__Goal of the exercise__
Copy the data below exactly.

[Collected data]
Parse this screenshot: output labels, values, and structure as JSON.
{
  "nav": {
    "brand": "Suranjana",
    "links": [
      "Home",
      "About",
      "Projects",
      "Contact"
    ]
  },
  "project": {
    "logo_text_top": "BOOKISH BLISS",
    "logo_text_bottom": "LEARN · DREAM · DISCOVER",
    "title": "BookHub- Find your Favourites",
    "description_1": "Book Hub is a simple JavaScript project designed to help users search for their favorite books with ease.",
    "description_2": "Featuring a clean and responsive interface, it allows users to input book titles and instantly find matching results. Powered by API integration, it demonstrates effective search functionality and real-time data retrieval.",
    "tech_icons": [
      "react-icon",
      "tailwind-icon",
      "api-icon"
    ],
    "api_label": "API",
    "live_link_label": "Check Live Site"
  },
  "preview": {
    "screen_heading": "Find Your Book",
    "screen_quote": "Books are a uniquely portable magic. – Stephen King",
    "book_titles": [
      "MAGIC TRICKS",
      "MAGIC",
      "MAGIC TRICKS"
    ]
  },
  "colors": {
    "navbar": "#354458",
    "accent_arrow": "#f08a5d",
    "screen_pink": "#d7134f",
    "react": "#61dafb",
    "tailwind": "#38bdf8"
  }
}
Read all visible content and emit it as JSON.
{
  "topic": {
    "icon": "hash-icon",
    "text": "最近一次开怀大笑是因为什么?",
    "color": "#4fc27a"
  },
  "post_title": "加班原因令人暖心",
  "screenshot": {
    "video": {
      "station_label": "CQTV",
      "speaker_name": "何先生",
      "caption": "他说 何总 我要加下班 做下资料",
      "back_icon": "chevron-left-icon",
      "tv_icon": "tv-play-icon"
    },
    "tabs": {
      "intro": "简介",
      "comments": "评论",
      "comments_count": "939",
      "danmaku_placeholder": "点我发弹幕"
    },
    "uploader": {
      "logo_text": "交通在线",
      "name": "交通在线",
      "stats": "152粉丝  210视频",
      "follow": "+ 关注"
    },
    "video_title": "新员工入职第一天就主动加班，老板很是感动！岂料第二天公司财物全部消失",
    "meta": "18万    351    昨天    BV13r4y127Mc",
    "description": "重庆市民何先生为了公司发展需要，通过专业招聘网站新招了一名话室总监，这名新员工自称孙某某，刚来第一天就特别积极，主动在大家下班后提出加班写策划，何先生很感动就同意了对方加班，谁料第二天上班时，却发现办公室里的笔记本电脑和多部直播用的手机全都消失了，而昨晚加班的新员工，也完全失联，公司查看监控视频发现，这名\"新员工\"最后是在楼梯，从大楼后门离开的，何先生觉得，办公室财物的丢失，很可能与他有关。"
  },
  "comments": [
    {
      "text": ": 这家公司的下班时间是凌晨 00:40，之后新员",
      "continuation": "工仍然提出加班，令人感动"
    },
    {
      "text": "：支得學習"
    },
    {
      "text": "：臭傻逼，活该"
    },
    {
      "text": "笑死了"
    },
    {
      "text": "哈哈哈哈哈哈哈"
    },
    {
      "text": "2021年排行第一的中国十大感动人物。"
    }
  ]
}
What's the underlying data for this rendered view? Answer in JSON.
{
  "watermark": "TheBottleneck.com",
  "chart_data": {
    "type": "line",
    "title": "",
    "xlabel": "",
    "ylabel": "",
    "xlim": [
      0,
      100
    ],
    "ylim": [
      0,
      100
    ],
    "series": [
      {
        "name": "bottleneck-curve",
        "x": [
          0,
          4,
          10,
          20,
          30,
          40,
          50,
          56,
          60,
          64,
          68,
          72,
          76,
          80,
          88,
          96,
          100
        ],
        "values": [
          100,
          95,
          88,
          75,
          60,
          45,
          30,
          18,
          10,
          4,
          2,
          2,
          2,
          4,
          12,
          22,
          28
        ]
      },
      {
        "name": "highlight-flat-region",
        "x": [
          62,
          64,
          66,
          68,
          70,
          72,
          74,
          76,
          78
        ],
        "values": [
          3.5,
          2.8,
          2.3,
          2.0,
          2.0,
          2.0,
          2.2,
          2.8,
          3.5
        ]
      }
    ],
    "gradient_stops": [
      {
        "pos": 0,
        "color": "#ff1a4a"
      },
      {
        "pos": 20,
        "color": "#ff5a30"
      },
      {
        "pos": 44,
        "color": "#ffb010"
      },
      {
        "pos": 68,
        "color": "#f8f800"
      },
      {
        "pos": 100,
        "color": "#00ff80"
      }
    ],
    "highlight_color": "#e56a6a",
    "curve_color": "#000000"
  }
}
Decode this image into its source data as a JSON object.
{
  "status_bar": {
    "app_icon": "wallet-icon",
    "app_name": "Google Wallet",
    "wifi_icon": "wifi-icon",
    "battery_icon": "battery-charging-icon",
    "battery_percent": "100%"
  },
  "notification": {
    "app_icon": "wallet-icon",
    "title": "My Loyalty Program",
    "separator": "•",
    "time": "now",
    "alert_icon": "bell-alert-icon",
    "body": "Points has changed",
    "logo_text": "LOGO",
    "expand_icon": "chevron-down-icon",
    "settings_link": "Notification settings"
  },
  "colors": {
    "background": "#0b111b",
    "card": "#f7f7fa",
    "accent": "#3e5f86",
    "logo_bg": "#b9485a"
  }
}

__Completed exercise__
Parse this screenshot: output labels, values, and structure as JSON.
{
  "nav": {
    "brand": "Suranjana",
    "links": [
      "Home",
      "About",
      "Projects",
      "Contact"
    ]
  },
  "project": {
    "logo_text_top": "BOOKISH BLISS",
    "logo_text_bottom": "LEARN · DREAM · DISCOVER",
    "title": "BookHub- Find your Favourites",
    "description_1": "Book Hub is a simple JavaScript project designed to help users search for their favorite books with ease.",
    "description_2": "Featuring a clean and responsive interface, it allows users to input book titles and instantly find matching results. Powered by API integration, it demonstrates effective search functionality and real-time data retrieval.",
    "tech_icons": [
      "react-icon",
      "tailwind-icon",
      "api-icon"
    ],
    "api_label": "API",
    "live_link_label": "Check Live Site"
  },
  "preview": {
    "screen_heading": "Find Your Book",
    "screen_quote": "Books are a uniquely portable magic. – Stephen King",
    "book_titles": [
      "MAGIC TRICKS",
      "MAGIC",
      "MAGIC TRICKS"
    ]
  },
  "colors": {
    "navbar": "#354458",
    "accent_arrow": "#f08a5d",
    "screen_pink": "#d7134f",
    "react": "#61dafb",
    "tailwind": "#38bdf8"
  }
}
Read all visible content and emit it as JSON.
{
  "topic": {
    "icon": "hash-icon",
    "text": "最近一次开怀大笑是因为什么?",
    "color": "#4fc27a"
  },
  "post_title": "加班原因令人暖心",
  "screenshot": {
    "video": {
      "station_label": "CQTV",
      "speaker_name": "何先生",
      "caption": "他说 何总 我要加下班 做下资料",
      "back_icon": "chevron-left-icon",
      "tv_icon": "tv-play-icon"
    },
    "tabs": {
      "intro": "简介",
      "comments": "评论",
      "comments_count": "939",
      "danmaku_placeholder": "点我发弹幕"
    },
    "uploader": {
      "logo_text": "交通在线",
      "name": "交通在线",
      "stats": "152粉丝  210视频",
      "follow": "+ 关注"
    },
    "video_title": "新员工入职第一天就主动加班，老板很是感动！岂料第二天公司财物全部消失",
    "meta": "18万    351    昨天    BV13r4y127Mc",
    "description": "重庆市民何先生为了公司发展需要，通过专业招聘网站新招了一名话室总监，这名新员工自称孙某某，刚来第一天就特别积极，主动在大家下班后提出加班写策划，何先生很感动就同意了对方加班，谁料第二天上班时，却发现办公室里的笔记本电脑和多部直播用的手机全都消失了，而昨晚加班的新员工，也完全失联，公司查看监控视频发现，这名\"新员工\"最后是在楼梯，从大楼后门离开的，何先生觉得，办公室财物的丢失，很可能与他有关。"
  },
  "comments": [
    {
      "text": ": 这家公司的下班时间是凌晨 00:40，之后新员",
      "continuation": "工仍然提出加班，令人感动"
    },
    {
      "text": "：支得學習"
    },
    {
      "text": "：臭傻逼，活该"
    },
    {
      "text": "笑死了"
    },
    {
      "text": "哈哈哈哈哈哈哈"
    },
    {
      "text": "2021年排行第一的中国十大感动人物。"
    }
  ]
}
What's the underlying data for this rendered view? Answer in JSON.
{
  "watermark": "TheBottleneck.com",
  "chart_data": {
    "type": "line",
    "title": "",
    "xlabel": "",
    "ylabel": "",
    "xlim": [
      0,
      100
    ],
    "ylim": [
      0,
      100
    ],
    "series": [
      {
        "name": "bottleneck-curve",
        "x": [
          0,
          4,
          10,
          20,
          30,
          40,
          50,
          56,
          60,
          64,
          68,
          72,
          76,
          80,
          88,
          96,
          100
        ],
        "values": [
          100,
          95,
          88,
          75,
          60,
          45,
          30,
          18,
          10,
          4,
          2,
          2,
          2,
          4,
          12,
          22,
          28
        ]
      },
      {
        "name": "highlight-flat-region",
        "x": [
          62,
          64,
          66,
          68,
          70,
          72,
          74,
          76,
          78
        ],
        "values": [
          3.5,
          2.8,
          2.3,
          2.0,
          2.0,
          2.0,
          2.2,
          2.8,
          3.5
        ]
      }
    ],
    "gradient_stops": [
      {
        "pos": 0,
        "color": "#ff1a4a"
      },
      {
        "pos": 20,
        "color": "#ff5a30"
      },
      {
        "pos": 44,
        "color": "#ffb010"
      },
      {
        "pos": 68,
        "color": "#f8f800"
      },
      {
        "pos": 100,
        "color": "#00ff80"
      }
    ],
    "highlight_color": "#e56a6a",
    "curve_color": "#000000"
  }
}
Decode this image into its source data as a JSON object.
{
  "status_bar": {
    "app_icon": "wallet-icon",
    "app_name": "Google Wallet",
    "wifi_icon": "wifi-icon",
    "battery_icon": "battery-charging-icon",
    "battery_percent": "100%"
  },
  "notification": {
    "app_icon": "wallet-icon",
    "title": "My Loyalty Program",
    "separator": "•",
    "time": "now",
    "alert_icon": "bell-alert-icon",
    "body": "Points has changed",
    "logo_text": "LOGO",
    "expand_icon": "chevron-down-icon",
    "settings_link": "Notification settings"
  },
  "colors": {
    "background": "#0b111b",
    "card": "#f7f7fa",
    "accent": "#3e5f86",
    "logo_bg": "#b9485a"
  }
}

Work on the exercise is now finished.